— WHAT NEEDS TO BE DONE —
Filter the data below for the string "image" and copy each matching line.

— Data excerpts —
┌────────

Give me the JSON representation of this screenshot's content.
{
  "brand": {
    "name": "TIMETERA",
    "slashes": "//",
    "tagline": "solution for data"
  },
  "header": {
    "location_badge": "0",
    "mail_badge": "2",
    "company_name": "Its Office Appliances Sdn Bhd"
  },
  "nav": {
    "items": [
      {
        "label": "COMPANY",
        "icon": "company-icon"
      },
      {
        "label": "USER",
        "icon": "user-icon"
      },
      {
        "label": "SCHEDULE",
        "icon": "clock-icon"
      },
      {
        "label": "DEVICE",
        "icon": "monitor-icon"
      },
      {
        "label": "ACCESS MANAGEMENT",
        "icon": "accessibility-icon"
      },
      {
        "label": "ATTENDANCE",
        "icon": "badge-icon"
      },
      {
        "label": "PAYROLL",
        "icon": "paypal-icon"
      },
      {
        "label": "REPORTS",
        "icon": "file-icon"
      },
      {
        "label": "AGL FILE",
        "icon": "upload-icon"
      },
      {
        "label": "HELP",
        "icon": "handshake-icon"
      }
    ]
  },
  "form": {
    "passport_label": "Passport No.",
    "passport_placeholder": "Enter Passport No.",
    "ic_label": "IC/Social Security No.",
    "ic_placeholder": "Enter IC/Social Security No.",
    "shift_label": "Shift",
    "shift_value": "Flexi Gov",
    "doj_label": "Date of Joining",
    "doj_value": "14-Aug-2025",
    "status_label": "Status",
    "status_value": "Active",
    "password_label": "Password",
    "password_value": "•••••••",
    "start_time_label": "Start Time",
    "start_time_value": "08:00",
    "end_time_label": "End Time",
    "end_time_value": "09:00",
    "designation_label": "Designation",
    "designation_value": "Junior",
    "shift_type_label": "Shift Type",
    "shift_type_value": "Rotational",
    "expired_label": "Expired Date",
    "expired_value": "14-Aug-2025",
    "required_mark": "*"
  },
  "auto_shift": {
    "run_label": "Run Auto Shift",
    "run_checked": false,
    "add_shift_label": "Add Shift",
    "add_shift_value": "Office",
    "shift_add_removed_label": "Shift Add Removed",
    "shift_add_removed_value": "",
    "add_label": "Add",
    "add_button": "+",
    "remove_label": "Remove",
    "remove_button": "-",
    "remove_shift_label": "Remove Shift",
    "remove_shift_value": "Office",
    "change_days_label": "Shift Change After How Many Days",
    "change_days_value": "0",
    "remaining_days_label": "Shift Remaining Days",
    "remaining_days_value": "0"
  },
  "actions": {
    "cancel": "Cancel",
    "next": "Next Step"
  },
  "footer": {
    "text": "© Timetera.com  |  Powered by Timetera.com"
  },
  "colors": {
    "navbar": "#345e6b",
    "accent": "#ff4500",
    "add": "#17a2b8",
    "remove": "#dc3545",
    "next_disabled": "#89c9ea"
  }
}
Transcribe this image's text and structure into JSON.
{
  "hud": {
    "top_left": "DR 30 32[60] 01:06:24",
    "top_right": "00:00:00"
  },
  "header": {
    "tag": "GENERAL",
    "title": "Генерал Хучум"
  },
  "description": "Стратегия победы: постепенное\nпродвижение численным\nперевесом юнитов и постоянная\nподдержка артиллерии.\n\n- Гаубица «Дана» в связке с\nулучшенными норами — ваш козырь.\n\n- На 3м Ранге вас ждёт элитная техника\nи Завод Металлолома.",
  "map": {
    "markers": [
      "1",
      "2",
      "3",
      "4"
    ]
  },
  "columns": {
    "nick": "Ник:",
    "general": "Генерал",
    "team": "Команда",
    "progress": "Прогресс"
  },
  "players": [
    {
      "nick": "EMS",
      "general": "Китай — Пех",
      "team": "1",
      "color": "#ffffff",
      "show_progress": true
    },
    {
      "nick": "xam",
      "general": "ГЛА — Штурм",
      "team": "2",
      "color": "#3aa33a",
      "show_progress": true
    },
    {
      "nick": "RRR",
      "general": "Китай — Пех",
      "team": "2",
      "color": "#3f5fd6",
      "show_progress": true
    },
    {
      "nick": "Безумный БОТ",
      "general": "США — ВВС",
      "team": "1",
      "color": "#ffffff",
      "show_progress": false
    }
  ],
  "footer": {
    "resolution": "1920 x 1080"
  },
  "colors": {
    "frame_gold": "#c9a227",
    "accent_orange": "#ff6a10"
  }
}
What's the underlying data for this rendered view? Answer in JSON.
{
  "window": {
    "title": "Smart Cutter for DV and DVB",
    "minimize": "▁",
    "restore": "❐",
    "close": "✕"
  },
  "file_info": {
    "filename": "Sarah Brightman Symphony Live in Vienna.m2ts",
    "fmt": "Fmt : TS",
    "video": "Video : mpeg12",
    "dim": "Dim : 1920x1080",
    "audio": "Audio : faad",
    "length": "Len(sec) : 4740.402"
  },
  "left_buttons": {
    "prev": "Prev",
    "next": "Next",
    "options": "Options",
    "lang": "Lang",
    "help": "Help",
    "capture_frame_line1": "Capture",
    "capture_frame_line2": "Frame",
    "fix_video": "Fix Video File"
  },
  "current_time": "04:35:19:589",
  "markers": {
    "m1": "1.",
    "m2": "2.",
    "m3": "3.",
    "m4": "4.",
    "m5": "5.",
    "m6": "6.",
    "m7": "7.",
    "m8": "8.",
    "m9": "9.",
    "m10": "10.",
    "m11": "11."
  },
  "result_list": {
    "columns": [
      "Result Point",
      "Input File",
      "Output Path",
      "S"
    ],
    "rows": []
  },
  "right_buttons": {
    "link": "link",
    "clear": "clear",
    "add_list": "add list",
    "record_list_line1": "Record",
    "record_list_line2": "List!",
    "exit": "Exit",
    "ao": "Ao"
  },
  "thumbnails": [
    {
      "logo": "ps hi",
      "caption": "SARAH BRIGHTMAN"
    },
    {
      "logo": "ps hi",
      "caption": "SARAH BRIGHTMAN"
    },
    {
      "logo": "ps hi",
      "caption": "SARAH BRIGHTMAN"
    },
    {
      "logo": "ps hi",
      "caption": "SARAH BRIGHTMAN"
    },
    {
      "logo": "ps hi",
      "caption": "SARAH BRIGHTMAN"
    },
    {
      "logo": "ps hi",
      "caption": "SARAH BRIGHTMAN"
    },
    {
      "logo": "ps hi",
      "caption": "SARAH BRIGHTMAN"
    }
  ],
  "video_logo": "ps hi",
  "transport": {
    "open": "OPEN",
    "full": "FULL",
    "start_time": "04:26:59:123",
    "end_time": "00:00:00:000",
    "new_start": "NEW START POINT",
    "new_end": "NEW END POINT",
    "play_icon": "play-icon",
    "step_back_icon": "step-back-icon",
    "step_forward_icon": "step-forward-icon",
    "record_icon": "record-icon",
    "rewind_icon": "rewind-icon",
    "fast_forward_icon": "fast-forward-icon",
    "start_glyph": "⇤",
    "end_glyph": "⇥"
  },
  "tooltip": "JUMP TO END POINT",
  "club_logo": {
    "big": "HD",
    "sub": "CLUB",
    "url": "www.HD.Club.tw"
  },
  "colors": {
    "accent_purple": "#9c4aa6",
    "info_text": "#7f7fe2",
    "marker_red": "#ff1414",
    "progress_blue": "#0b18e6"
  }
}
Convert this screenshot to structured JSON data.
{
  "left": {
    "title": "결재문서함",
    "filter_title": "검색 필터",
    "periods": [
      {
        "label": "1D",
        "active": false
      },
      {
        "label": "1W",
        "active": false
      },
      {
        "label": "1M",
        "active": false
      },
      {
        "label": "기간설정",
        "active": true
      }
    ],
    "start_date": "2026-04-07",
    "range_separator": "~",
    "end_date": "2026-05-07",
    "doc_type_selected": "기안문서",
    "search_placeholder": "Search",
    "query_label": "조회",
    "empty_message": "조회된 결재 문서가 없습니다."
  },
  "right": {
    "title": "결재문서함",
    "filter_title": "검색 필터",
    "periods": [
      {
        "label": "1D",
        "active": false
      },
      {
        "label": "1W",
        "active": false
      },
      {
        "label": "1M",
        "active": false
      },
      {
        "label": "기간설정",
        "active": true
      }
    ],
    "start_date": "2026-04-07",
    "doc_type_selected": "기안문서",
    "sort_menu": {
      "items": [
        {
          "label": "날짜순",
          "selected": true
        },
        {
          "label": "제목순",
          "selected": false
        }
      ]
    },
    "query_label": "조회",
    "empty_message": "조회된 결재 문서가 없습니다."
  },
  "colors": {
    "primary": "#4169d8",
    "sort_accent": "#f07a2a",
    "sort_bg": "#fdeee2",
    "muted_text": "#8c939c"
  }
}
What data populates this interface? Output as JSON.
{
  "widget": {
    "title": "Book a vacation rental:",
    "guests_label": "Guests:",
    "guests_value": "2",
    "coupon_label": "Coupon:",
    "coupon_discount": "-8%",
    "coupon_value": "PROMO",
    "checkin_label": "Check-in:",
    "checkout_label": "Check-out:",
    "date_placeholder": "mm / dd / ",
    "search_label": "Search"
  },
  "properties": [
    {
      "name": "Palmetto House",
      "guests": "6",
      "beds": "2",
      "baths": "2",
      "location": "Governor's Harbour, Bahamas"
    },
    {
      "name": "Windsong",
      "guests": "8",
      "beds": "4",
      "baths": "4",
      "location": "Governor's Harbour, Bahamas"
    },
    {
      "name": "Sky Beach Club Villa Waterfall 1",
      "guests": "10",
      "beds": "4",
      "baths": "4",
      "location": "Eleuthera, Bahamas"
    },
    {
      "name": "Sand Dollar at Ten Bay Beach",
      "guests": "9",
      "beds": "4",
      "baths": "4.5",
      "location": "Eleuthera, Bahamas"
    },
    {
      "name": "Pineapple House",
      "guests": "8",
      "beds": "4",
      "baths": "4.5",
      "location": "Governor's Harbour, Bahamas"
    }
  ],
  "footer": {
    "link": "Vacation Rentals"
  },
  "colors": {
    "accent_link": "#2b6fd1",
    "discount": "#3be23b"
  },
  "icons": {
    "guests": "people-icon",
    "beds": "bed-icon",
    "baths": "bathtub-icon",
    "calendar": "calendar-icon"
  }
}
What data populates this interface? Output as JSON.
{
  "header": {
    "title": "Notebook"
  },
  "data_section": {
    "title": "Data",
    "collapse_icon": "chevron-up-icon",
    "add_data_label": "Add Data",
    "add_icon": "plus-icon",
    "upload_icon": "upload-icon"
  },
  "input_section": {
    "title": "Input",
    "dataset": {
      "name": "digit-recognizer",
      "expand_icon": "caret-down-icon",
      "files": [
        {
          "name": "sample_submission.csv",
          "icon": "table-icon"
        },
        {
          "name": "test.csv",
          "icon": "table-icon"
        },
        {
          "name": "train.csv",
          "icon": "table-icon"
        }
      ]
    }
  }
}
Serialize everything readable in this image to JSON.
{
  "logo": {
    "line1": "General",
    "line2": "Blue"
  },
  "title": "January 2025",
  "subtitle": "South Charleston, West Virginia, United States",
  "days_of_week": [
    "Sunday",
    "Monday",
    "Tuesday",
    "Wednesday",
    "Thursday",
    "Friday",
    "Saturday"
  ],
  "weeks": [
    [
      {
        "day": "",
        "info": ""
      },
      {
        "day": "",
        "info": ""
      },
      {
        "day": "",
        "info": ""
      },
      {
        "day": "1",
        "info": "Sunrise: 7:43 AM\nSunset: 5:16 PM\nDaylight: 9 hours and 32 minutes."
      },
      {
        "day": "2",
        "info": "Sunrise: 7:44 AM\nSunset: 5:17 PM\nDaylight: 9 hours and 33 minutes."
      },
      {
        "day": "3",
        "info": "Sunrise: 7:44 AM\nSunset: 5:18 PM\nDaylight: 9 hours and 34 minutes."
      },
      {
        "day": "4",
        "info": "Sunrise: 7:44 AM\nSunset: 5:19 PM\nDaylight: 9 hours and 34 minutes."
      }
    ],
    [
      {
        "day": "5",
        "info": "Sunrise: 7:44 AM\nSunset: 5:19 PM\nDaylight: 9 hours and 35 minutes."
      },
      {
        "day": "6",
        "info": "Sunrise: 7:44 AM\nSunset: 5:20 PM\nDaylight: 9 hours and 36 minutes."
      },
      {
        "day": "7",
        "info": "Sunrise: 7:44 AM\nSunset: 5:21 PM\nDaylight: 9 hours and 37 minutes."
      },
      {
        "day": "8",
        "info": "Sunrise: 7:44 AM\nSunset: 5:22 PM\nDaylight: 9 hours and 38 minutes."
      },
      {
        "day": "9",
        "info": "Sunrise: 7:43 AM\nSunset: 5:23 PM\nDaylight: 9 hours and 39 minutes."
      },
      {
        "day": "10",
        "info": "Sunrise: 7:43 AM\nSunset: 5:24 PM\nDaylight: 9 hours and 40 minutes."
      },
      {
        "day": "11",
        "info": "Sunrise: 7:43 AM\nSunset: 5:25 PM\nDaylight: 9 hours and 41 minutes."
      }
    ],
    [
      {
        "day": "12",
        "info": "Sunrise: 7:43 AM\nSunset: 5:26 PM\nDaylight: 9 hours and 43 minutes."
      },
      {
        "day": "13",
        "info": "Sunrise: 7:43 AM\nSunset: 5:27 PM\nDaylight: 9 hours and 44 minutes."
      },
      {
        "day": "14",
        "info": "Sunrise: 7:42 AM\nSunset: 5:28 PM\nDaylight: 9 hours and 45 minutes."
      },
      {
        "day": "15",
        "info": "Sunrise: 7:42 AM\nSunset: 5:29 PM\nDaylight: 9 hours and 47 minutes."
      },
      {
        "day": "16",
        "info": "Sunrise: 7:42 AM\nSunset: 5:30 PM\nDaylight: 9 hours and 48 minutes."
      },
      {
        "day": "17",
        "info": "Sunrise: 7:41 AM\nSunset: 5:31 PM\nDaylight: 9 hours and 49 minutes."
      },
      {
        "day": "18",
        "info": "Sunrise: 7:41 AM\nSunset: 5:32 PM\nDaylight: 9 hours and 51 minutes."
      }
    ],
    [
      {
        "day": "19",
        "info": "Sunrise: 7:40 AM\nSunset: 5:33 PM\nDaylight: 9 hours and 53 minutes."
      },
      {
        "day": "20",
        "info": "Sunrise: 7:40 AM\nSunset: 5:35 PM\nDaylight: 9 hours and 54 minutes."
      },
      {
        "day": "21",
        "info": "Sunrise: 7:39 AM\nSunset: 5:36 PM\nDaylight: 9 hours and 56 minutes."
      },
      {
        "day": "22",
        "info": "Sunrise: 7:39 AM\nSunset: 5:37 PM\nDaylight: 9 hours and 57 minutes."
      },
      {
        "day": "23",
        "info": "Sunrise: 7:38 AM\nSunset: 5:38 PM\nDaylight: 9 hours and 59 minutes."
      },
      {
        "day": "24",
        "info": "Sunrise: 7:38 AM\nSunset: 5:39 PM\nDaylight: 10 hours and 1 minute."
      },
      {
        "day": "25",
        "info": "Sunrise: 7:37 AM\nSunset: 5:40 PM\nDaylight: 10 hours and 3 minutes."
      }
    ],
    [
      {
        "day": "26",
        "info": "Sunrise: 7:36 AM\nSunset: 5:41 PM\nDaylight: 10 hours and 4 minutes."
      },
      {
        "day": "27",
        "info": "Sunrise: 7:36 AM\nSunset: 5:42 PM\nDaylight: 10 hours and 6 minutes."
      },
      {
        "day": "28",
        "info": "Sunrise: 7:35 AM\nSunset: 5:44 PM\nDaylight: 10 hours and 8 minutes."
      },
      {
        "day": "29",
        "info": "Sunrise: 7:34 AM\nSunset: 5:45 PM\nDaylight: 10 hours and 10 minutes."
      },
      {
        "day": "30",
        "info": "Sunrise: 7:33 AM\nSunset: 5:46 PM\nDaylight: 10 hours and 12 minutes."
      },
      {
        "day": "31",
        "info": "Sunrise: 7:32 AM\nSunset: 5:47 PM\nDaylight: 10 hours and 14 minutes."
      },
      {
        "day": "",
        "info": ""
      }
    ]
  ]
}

└────────

— RESPONSE FOR THIS EXERCISE —
Transcribe this image's text and structure into JSON.
Serialize everything readable in this image to JSON.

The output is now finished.